Document section -
Contact Us | 1-866-488-4474 |

Anti-Spam Legislation Delivers Wake-Up Call to Canadian Associations

New spam prevention laws in Canada were the jumping-off point for a fast-paced conversation about marketing, engagement, and respecting your audience during the 2014 Engaging Associations Summit in late July.

Greenfield Services Chief Strategist Doreen Ashton Wagner opened the session with some startling statistics. She said some associations reported losing up to 80% of their external prospect lists after Canada’s Anti-Spam Legislation (CASL) took effect July 1, for the simplest of reasons: lists age very quickly, and when the organizations asked their less frequent contacts’ permission to continue soliciting them by email, the contacts declined.

Thanks to CASL, it was easy enough for the recipients to make a dent in their incoming email volume. All they had to do was not answer the flurry of requests they were receiving from multiple senders in the second half of June. As long as they did nothing, the senders were obliged to remove them from their lists.

Good News or Bad?

The question for Summit participants was whether the sudden loss of email volume was good news or bad. Panelists Rachel Stephan, Principal of sensov/ event marketing, and Mitchell Beer, President of Smarter Shift, agreed the user response to CASL was an important wake-up call.

Stephan said it’s scary for organizations to suddenly see their email lists thinned out by hundreds or thousands of recipients. But if 80% of a list of sponsors, advertisers, and exhibitors was mostly a mirage, it’s better to aim for a higher percentage return from a smaller, more engaged audience. Beer took the point of view of the audience for marketing emails, asking whether anyone in the room was receiving too few incoming messages. (Shocking spoiler alert: No one raised their hand.)

By relying more on inbound, “pull” marketing, rather than traditional outbound techniques, the panelists said associations can use proactive acquisition campaigns and online networks to develop deeper, more positive relationships with members, sponsors conference participants, and other stakeholders.

Problem to work on - Please set down, word for word, the part of the anti-spam legislation article above from "New spam prevention" up to and including "in late July.".

Record extracts -
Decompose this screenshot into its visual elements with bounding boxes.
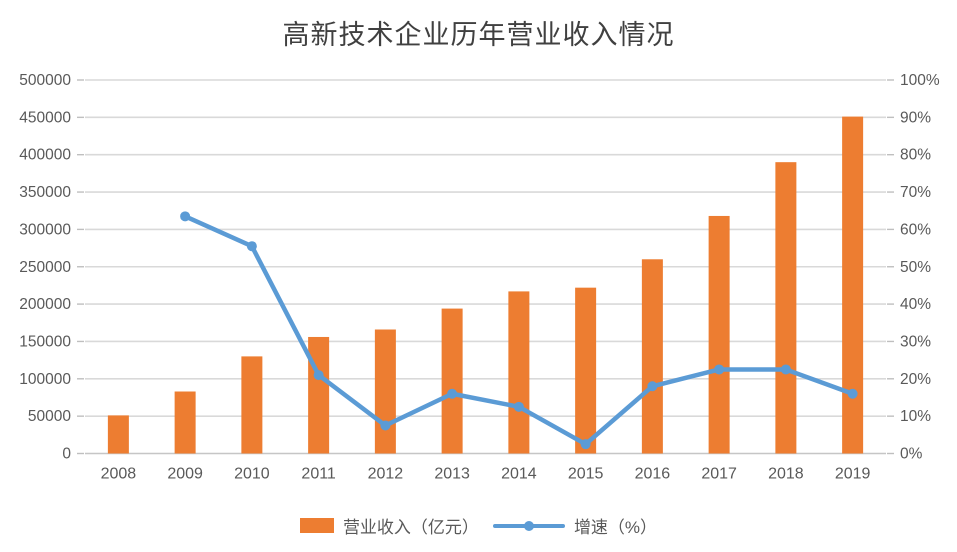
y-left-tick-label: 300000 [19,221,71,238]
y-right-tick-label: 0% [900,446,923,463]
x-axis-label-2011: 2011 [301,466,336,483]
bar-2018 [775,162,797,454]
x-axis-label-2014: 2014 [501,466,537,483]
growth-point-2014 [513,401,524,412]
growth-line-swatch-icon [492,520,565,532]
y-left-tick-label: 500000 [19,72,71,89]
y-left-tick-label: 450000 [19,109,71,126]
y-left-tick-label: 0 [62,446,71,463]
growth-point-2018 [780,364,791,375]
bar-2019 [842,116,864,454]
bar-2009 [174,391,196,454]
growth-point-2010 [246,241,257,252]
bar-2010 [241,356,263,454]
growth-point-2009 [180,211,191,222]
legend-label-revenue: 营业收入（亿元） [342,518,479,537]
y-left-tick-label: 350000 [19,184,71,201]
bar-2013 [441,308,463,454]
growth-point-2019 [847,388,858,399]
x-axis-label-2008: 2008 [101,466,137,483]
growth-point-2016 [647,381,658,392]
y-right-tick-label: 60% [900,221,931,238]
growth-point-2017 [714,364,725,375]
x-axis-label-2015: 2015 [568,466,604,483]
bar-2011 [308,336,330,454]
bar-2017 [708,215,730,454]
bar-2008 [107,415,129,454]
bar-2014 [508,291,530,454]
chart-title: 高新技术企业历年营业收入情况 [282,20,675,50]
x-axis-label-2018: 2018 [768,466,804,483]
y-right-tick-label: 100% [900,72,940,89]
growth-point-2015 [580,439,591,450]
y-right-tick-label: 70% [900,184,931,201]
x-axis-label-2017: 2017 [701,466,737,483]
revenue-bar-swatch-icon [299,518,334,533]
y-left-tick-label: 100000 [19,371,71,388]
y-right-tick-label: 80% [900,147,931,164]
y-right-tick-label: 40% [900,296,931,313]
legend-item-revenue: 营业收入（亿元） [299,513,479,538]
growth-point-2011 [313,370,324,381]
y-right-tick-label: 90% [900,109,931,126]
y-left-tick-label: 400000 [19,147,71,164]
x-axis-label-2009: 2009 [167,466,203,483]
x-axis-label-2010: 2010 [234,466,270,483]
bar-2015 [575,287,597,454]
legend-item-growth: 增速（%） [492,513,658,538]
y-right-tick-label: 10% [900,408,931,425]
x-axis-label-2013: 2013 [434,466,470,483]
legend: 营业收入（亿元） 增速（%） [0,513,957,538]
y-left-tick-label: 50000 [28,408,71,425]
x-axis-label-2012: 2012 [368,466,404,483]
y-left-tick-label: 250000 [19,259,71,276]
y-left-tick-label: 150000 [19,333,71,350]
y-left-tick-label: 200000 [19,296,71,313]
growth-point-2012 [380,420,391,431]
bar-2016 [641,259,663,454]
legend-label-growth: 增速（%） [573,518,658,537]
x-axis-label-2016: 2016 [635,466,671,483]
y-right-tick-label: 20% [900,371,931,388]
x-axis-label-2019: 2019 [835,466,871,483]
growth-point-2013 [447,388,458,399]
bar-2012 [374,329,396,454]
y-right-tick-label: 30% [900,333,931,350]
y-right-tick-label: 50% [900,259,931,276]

* * *

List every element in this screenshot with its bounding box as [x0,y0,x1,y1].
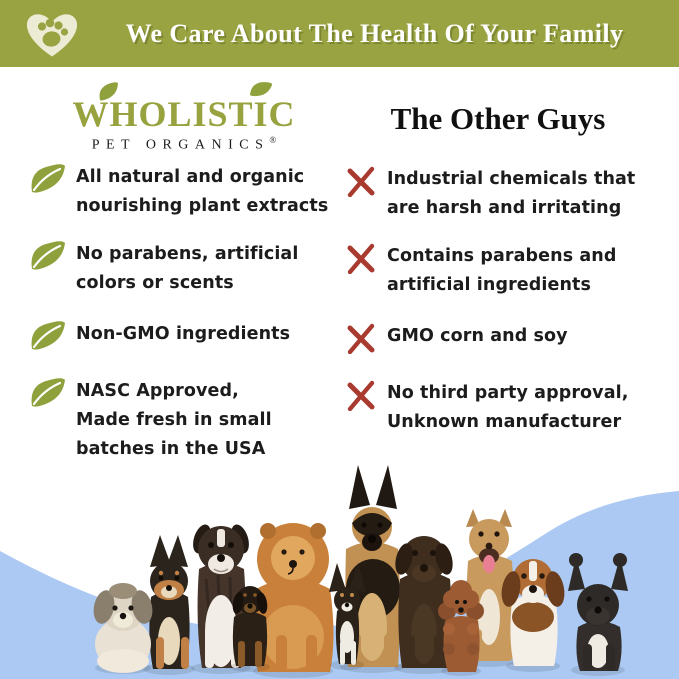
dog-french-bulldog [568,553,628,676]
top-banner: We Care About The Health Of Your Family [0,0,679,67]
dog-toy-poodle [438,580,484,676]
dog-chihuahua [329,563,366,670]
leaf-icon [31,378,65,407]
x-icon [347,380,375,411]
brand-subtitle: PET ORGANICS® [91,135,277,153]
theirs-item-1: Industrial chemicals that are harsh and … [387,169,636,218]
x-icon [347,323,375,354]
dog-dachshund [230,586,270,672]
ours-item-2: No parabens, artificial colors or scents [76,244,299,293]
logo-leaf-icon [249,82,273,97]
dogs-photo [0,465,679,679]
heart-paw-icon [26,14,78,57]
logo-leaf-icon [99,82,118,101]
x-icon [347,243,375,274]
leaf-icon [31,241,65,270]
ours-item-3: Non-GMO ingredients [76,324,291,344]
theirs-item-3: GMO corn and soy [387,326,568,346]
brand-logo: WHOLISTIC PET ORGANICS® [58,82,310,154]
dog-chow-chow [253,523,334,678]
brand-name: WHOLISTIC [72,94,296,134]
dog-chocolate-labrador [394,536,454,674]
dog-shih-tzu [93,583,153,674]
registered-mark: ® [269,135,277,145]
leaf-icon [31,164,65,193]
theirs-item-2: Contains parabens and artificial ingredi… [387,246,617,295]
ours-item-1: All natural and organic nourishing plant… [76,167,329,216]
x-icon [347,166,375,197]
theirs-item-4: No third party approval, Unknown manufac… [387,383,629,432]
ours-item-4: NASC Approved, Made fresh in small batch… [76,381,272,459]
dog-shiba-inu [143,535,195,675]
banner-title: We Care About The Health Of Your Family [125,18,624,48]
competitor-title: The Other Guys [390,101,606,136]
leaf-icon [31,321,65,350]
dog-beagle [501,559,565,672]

Solved exercise -
New spam prevention laws in Canada were the jumping-off point for a fast-paced conversation about marketing, engagement, and respecting your audience during the 2014 Engaging Associations Summit in late July.